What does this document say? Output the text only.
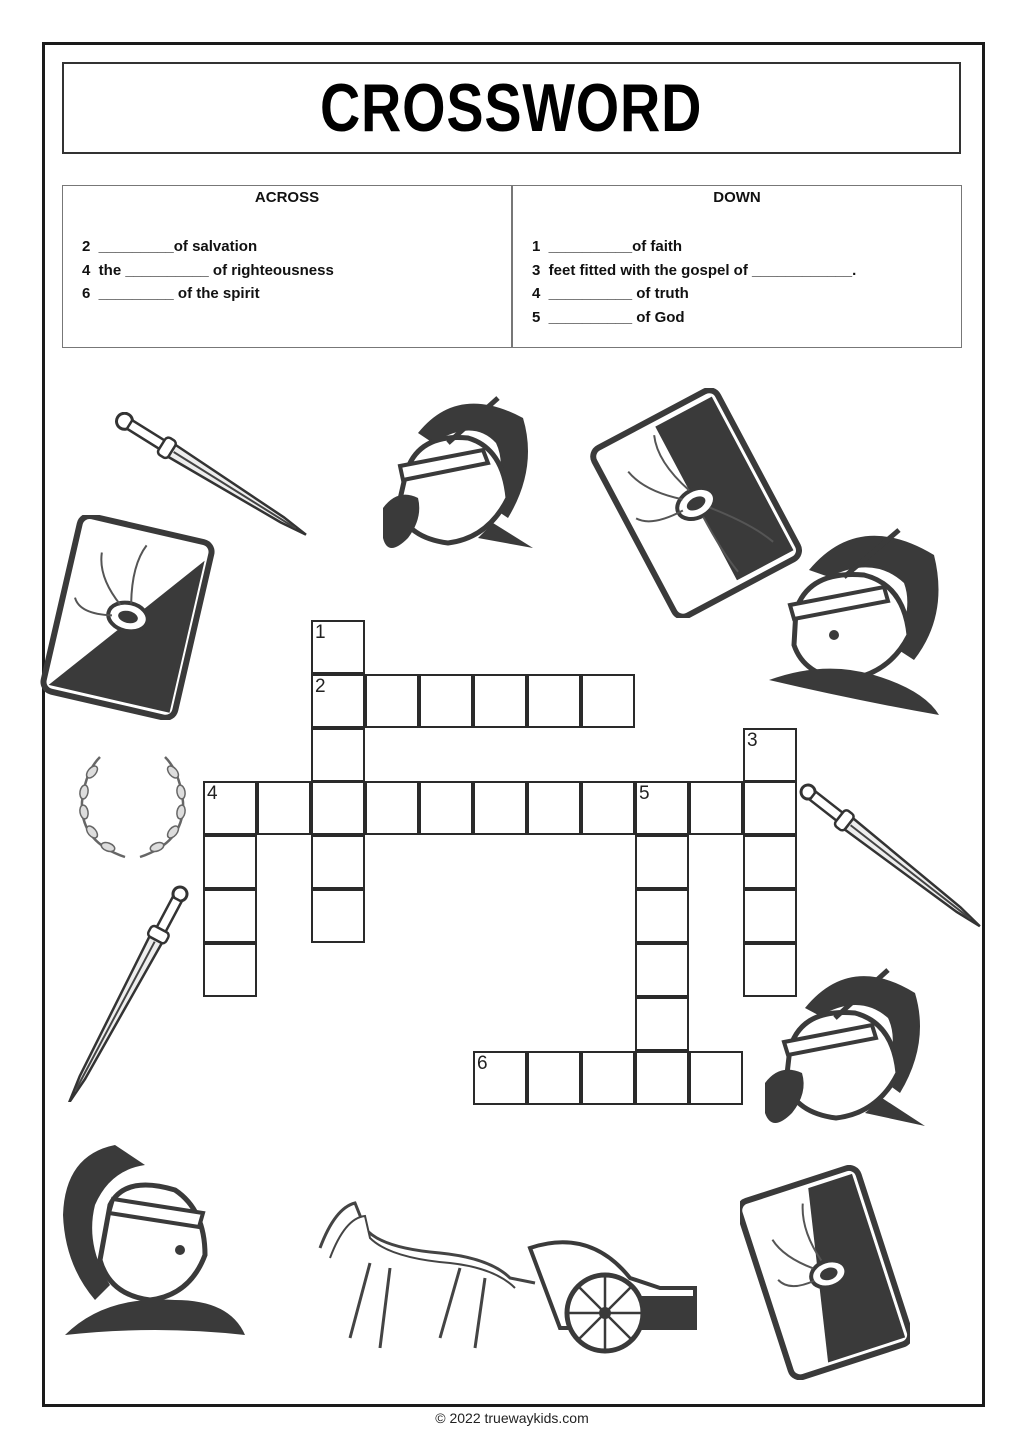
CROSSWORD
ACROSS
2  _________of salvation
4  the __________ of righteousness
6  _________ of the spirit
DOWN
1  __________of faith
3  feet fitted with the gospel of ____________.
4  __________ of truth
5  __________ of God
1
2
3
4	5
6
© 2022 truewaykids.com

* The task
Give every record again exactly, apart from the pictures, which stay out.

* Solution for this problem
What does this document say? Output the text only.
CROSSWORD
ACROSS
2  _________of salvation
4  the __________ of righteousness
6  _________ of the spirit
DOWN
1  __________of faith
3  feet fitted with the gospel of ____________.
4  __________ of truth
5  __________ of God
1
2
3
4	5
6
© 2022 truewaykids.com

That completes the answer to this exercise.